What you will do: Print all entries word for word.

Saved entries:
--
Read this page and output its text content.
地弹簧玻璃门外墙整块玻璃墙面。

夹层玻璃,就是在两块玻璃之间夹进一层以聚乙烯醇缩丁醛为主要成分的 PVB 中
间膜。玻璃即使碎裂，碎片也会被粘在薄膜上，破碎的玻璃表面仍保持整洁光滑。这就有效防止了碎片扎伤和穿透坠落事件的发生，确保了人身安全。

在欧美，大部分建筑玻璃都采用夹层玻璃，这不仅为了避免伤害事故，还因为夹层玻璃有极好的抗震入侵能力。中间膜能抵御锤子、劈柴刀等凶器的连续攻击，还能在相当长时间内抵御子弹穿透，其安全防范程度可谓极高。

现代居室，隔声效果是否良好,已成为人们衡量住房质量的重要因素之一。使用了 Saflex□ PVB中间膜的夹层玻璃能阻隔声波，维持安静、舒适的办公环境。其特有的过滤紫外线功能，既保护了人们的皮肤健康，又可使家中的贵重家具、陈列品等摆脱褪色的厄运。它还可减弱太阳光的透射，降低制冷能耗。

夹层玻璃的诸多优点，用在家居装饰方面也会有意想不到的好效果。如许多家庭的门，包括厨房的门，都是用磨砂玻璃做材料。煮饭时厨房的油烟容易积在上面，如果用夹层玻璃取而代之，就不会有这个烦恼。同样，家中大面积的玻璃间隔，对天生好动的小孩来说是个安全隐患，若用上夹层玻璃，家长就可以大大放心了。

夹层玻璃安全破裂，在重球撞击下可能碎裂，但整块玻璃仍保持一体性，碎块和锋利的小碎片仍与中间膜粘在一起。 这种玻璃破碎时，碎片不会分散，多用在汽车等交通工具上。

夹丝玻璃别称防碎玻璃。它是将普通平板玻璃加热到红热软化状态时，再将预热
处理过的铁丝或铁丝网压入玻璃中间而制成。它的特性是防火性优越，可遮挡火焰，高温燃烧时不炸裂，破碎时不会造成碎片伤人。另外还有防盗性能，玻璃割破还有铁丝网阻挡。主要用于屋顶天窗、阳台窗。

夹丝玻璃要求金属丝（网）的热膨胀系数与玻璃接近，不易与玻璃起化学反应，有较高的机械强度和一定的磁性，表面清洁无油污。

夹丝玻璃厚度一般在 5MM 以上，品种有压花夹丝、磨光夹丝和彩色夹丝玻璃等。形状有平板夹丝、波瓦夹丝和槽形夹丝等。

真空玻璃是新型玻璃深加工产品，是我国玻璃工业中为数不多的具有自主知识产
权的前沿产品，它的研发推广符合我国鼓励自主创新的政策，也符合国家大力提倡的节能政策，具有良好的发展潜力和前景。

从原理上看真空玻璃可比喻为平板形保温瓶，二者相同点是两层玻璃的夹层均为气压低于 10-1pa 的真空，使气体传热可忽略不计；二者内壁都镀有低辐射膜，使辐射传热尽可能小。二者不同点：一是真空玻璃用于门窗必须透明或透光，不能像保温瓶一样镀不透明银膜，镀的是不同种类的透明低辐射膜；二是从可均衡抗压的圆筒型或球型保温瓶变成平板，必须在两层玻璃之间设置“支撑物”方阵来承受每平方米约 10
--
The response:
Read this page and output its text content.
地弹簧玻璃门外墙整块玻璃墙面。

夹层玻璃,就是在两块玻璃之间夹进一层以聚乙烯醇缩丁醛为主要成分的 PVB 中
间膜。玻璃即使碎裂，碎片也会被粘在薄膜上，破碎的玻璃表面仍保持整洁光滑。这就有效防止了碎片扎伤和穿透坠落事件的发生，确保了人身安全。

在欧美，大部分建筑玻璃都采用夹层玻璃，这不仅为了避免伤害事故，还因为夹层玻璃有极好的抗震入侵能力。中间膜能抵御锤子、劈柴刀等凶器的连续攻击，还能在相当长时间内抵御子弹穿透，其安全防范程度可谓极高。

现代居室，隔声效果是否良好,已成为人们衡量住房质量的重要因素之一。使用了 Saflex□ PVB中间膜的夹层玻璃能阻隔声波，维持安静、舒适的办公环境。其特有的过滤紫外线功能，既保护了人们的皮肤健康，又可使家中的贵重家具、陈列品等摆脱褪色的厄运。它还可减弱太阳光的透射，降低制冷能耗。

夹层玻璃的诸多优点，用在家居装饰方面也会有意想不到的好效果。如许多家庭的门，包括厨房的门，都是用磨砂玻璃做材料。煮饭时厨房的油烟容易积在上面，如果用夹层玻璃取而代之，就不会有这个烦恼。同样，家中大面积的玻璃间隔，对天生好动的小孩来说是个安全隐患，若用上夹层玻璃，家长就可以大大放心了。

夹层玻璃安全破裂，在重球撞击下可能碎裂，但整块玻璃仍保持一体性，碎块和锋利的小碎片仍与中间膜粘在一起。 这种玻璃破碎时，碎片不会分散，多用在汽车等交通工具上。

夹丝玻璃别称防碎玻璃。它是将普通平板玻璃加热到红热软化状态时，再将预热
处理过的铁丝或铁丝网压入玻璃中间而制成。它的特性是防火性优越，可遮挡火焰，高温燃烧时不炸裂，破碎时不会造成碎片伤人。另外还有防盗性能，玻璃割破还有铁丝网阻挡。主要用于屋顶天窗、阳台窗。

夹丝玻璃要求金属丝（网）的热膨胀系数与玻璃接近，不易与玻璃起化学反应，有较高的机械强度和一定的磁性，表面清洁无油污。

夹丝玻璃厚度一般在 5MM 以上，品种有压花夹丝、磨光夹丝和彩色夹丝玻璃等。形状有平板夹丝、波瓦夹丝和槽形夹丝等。

真空玻璃是新型玻璃深加工产品，是我国玻璃工业中为数不多的具有自主知识产
权的前沿产品，它的研发推广符合我国鼓励自主创新的政策，也符合国家大力提倡的节能政策，具有良好的发展潜力和前景。

从原理上看真空玻璃可比喻为平板形保温瓶，二者相同点是两层玻璃的夹层均为气压低于 10-1pa 的真空，使气体传热可忽略不计；二者内壁都镀有低辐射膜，使辐射传热尽可能小。二者不同点：一是真空玻璃用于门窗必须透明或透光，不能像保温瓶一样镀不透明银膜，镀的是不同种类的透明低辐射膜；二是从可均衡抗压的圆筒型或球型保温瓶变成平板，必须在两层玻璃之间设置“支撑物”方阵来承受每平方米约 10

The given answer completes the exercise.